• **YOUR TASK**
Below are some records. Say in a single number how many of their lines include the word "test".

• **RECORDS PROVIDED**
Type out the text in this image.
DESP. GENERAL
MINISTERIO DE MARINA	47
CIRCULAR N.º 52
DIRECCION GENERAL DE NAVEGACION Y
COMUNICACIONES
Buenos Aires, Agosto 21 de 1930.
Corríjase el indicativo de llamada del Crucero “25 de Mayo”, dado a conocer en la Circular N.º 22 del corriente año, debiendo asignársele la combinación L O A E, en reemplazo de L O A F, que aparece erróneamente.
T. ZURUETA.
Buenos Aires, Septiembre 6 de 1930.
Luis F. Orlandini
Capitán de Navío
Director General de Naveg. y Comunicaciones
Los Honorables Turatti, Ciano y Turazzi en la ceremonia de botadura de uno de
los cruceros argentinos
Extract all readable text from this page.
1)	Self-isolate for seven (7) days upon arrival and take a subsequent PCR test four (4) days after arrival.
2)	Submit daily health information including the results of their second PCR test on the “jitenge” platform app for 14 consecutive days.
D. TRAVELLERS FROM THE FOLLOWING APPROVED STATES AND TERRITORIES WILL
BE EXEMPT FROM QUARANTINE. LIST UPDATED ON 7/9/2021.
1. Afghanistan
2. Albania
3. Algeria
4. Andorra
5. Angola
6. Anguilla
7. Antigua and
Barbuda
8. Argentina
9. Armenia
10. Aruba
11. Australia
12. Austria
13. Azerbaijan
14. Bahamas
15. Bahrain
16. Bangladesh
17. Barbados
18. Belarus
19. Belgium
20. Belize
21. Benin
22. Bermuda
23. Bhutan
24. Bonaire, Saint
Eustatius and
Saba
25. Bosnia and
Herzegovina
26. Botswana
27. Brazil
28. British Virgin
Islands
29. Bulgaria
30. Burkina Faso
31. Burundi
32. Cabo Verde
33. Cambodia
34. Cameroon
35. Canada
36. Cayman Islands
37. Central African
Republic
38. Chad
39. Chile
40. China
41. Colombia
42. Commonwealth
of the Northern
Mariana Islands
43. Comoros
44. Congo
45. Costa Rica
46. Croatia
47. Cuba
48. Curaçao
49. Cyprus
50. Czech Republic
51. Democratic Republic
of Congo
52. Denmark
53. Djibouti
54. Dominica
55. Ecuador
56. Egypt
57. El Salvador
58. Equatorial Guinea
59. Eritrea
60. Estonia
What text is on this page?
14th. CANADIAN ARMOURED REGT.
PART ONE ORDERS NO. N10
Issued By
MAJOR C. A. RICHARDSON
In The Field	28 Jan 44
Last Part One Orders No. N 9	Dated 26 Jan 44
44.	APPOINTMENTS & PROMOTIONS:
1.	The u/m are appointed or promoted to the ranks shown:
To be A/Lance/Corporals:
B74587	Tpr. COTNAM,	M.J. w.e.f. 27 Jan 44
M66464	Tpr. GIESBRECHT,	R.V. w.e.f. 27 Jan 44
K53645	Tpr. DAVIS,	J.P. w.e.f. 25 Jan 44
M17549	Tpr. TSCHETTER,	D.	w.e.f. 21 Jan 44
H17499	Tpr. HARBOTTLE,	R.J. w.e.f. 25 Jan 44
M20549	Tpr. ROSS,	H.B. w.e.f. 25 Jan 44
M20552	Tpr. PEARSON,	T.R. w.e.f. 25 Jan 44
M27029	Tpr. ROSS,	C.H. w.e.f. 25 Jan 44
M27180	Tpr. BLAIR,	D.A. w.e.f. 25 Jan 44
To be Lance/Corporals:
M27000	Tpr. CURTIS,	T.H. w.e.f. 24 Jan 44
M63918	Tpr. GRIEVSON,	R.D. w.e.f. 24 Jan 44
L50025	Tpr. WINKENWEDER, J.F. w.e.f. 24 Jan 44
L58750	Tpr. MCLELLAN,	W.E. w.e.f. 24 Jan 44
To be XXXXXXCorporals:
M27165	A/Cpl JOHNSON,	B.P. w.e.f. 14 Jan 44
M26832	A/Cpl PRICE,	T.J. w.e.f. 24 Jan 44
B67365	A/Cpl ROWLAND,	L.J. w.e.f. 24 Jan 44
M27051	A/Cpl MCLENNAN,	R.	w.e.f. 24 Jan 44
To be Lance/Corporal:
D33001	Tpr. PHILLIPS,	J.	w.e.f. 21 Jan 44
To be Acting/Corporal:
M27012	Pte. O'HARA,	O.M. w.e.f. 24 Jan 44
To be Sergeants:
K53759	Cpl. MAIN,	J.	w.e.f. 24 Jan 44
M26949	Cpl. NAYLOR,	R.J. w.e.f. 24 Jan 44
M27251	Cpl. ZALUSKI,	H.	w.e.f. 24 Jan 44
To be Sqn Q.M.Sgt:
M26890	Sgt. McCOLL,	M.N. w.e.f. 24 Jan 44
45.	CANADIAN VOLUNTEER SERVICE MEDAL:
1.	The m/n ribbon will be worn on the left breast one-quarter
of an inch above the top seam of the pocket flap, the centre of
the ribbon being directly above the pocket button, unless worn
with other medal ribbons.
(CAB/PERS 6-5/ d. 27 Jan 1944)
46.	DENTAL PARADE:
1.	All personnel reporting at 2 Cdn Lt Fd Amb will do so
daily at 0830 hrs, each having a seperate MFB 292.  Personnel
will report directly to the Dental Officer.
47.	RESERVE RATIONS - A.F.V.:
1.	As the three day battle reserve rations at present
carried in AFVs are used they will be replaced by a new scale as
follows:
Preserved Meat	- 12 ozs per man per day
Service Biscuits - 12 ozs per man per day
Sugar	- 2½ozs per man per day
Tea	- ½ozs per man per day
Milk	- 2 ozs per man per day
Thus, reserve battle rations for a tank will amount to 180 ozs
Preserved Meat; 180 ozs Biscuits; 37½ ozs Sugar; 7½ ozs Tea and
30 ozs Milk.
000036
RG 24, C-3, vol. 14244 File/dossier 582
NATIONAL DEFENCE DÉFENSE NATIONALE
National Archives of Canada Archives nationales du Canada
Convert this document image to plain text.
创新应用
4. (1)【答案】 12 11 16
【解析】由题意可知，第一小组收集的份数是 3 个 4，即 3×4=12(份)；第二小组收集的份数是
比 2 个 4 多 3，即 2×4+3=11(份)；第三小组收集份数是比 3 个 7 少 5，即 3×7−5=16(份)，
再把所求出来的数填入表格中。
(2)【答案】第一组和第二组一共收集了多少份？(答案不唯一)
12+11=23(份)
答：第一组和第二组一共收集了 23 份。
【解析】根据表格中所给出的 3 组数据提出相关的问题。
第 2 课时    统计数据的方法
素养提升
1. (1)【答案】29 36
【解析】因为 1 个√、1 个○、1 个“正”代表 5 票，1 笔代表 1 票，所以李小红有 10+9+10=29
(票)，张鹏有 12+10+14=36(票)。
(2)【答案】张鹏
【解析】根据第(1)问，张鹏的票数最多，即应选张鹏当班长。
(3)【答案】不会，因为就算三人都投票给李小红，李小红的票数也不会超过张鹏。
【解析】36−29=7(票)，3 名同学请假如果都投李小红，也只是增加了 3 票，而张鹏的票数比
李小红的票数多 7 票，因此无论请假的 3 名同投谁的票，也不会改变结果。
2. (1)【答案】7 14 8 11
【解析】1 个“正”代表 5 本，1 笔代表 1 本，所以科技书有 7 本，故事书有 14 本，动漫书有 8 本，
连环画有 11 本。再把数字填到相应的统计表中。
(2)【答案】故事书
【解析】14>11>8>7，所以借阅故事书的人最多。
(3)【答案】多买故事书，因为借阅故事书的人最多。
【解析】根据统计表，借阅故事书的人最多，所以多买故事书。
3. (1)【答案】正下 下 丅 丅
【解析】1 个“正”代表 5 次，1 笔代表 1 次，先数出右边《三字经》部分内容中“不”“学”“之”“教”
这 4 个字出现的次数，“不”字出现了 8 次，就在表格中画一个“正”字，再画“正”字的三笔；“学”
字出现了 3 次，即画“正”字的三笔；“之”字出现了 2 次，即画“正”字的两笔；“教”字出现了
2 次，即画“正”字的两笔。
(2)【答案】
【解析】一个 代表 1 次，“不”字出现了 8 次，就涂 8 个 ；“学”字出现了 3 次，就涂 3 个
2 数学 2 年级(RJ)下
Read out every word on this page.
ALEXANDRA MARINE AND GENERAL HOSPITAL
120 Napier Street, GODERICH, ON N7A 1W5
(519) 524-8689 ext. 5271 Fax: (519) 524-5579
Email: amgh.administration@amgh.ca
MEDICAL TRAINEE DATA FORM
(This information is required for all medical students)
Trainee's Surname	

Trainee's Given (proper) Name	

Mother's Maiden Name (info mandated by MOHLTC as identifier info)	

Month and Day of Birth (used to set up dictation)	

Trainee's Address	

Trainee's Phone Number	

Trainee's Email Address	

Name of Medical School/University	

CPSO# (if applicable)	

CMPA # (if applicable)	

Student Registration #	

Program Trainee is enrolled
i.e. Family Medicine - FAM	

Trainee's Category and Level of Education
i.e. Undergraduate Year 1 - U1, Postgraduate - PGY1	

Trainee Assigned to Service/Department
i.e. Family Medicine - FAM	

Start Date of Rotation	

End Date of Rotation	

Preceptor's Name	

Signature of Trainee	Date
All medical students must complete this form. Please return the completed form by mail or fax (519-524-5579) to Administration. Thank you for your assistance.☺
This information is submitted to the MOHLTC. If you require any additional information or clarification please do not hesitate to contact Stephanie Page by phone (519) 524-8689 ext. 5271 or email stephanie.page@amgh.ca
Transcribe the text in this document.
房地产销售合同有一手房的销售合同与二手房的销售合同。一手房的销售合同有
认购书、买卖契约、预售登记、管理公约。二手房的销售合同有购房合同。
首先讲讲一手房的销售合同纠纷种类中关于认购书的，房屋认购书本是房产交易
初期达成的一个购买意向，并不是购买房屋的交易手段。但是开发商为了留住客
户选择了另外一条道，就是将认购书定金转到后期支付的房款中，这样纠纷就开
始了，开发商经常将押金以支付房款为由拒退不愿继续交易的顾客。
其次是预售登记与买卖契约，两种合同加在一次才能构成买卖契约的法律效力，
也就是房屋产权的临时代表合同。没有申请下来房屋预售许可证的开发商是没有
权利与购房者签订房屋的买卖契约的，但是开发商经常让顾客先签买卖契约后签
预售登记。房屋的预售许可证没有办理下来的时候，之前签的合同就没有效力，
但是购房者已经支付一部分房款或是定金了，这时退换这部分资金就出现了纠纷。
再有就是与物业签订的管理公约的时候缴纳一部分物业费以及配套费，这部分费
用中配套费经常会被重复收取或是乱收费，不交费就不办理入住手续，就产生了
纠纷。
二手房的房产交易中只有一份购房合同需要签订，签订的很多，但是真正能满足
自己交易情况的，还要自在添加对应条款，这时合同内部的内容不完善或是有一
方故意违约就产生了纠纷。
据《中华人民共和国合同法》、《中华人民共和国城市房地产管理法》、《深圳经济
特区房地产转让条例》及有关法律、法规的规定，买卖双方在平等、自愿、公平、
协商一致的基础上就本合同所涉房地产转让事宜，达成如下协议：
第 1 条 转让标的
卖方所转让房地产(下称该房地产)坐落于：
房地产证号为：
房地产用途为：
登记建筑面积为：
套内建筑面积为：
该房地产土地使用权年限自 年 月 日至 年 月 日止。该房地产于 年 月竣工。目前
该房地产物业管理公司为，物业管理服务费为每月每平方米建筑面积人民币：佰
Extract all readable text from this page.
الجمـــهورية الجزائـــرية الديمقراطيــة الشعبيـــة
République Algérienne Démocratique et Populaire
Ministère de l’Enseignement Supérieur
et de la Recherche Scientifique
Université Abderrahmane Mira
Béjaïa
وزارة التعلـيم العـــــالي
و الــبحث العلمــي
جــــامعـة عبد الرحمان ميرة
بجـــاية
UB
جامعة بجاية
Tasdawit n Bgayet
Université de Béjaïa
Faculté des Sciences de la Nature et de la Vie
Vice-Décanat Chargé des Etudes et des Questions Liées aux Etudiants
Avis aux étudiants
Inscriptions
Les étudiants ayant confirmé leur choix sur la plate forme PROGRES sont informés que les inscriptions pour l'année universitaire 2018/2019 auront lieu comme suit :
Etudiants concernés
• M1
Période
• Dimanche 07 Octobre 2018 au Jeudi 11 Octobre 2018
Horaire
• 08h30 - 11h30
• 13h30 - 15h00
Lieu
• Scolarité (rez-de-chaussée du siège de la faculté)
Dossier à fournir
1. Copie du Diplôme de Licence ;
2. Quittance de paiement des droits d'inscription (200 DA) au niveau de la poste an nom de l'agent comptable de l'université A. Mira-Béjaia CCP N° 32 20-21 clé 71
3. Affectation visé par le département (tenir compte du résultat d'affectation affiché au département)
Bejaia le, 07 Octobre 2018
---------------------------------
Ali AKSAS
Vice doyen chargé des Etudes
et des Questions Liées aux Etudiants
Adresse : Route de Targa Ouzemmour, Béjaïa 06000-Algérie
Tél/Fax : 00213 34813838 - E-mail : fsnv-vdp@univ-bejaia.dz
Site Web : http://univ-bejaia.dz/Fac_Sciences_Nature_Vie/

• **FULL ANSWER**
2